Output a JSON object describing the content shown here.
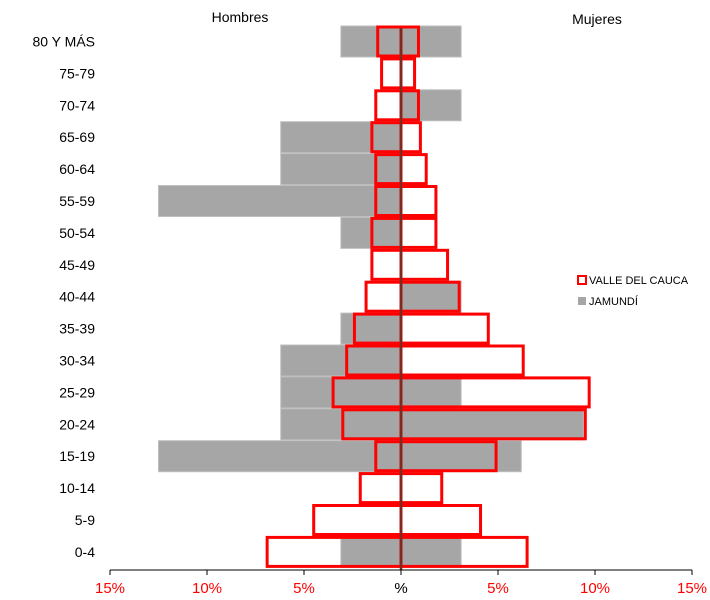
{
  "chart_data": {
    "type": "bar",
    "orientation": "horizontal",
    "subtype": "population-pyramid",
    "title": "",
    "left_label": "Hombres",
    "right_label": "Mujeres",
    "categories": [
      "80 Y MÁS",
      "75-79",
      "70-74",
      "65-69",
      "60-64",
      "55-59",
      "50-54",
      "45-49",
      "40-44",
      "35-39",
      "30-34",
      "25-29",
      "20-24",
      "15-19",
      "10-14",
      "5-9",
      "0-4"
    ],
    "x_ticks": [
      "15%",
      "10%",
      "5%",
      "%",
      "5%",
      "10%",
      "15%"
    ],
    "x_tick_values": [
      -15,
      -10,
      -5,
      0,
      5,
      10,
      15
    ],
    "xlim": [
      -15,
      15
    ],
    "series": [
      {
        "name": "JAMUNDÍ",
        "men": [
          3.1,
          0,
          0,
          6.2,
          6.2,
          12.5,
          3.1,
          0,
          0,
          3.1,
          6.2,
          6.2,
          6.2,
          12.5,
          0,
          0,
          3.1
        ],
        "women": [
          3.1,
          0,
          3.1,
          0,
          0,
          0,
          0,
          0,
          3.1,
          0,
          0,
          3.1,
          9.4,
          6.2,
          0,
          0,
          3.1
        ]
      },
      {
        "name": "VALLE DEL CAUCA",
        "men": [
          1.2,
          1.0,
          1.3,
          1.5,
          1.3,
          1.3,
          1.5,
          1.5,
          1.8,
          2.4,
          2.8,
          3.5,
          3.0,
          1.3,
          2.1,
          4.5,
          6.9
        ],
        "women": [
          0.9,
          0.7,
          0.9,
          1.0,
          1.3,
          1.8,
          1.8,
          2.4,
          3.0,
          4.5,
          6.3,
          9.7,
          9.5,
          4.9,
          2.1,
          4.1,
          6.5
        ]
      }
    ],
    "legend_position": "right",
    "grid": false,
    "colors": {
      "JAMUNDÍ": "#a6a6a6",
      "VALLE DEL CAUCA": "#ff0000",
      "tick_labels": "#ff0000",
      "axis": "#000000",
      "center_line": "#7b2c20"
    }
  }
}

* Exercise description: Copy all the data exactly as written, but skip any picture.

* Answer to the problem:
Output a JSON object describing the content shown here.
{
  "chart_data": {
    "type": "bar",
    "orientation": "horizontal",
    "subtype": "population-pyramid",
    "title": "",
    "left_label": "Hombres",
    "right_label": "Mujeres",
    "categories": [
      "80 Y MÁS",
      "75-79",
      "70-74",
      "65-69",
      "60-64",
      "55-59",
      "50-54",
      "45-49",
      "40-44",
      "35-39",
      "30-34",
      "25-29",
      "20-24",
      "15-19",
      "10-14",
      "5-9",
      "0-4"
    ],
    "x_ticks": [
      "15%",
      "10%",
      "5%",
      "%",
      "5%",
      "10%",
      "15%"
    ],
    "x_tick_values": [
      -15,
      -10,
      -5,
      0,
      5,
      10,
      15
    ],
    "xlim": [
      -15,
      15
    ],
    "series": [
      {
        "name": "JAMUNDÍ",
        "men": [
          3.1,
          0,
          0,
          6.2,
          6.2,
          12.5,
          3.1,
          0,
          0,
          3.1,
          6.2,
          6.2,
          6.2,
          12.5,
          0,
          0,
          3.1
        ],
        "women": [
          3.1,
          0,
          3.1,
          0,
          0,
          0,
          0,
          0,
          3.1,
          0,
          0,
          3.1,
          9.4,
          6.2,
          0,
          0,
          3.1
        ]
      },
      {
        "name": "VALLE DEL CAUCA",
        "men": [
          1.2,
          1.0,
          1.3,
          1.5,
          1.3,
          1.3,
          1.5,
          1.5,
          1.8,
          2.4,
          2.8,
          3.5,
          3.0,
          1.3,
          2.1,
          4.5,
          6.9
        ],
        "women": [
          0.9,
          0.7,
          0.9,
          1.0,
          1.3,
          1.8,
          1.8,
          2.4,
          3.0,
          4.5,
          6.3,
          9.7,
          9.5,
          4.9,
          2.1,
          4.1,
          6.5
        ]
      }
    ],
    "legend_position": "right",
    "grid": false,
    "colors": {
      "JAMUNDÍ": "#a6a6a6",
      "VALLE DEL CAUCA": "#ff0000",
      "tick_labels": "#ff0000",
      "axis": "#000000",
      "center_line": "#7b2c20"
    }
  }
}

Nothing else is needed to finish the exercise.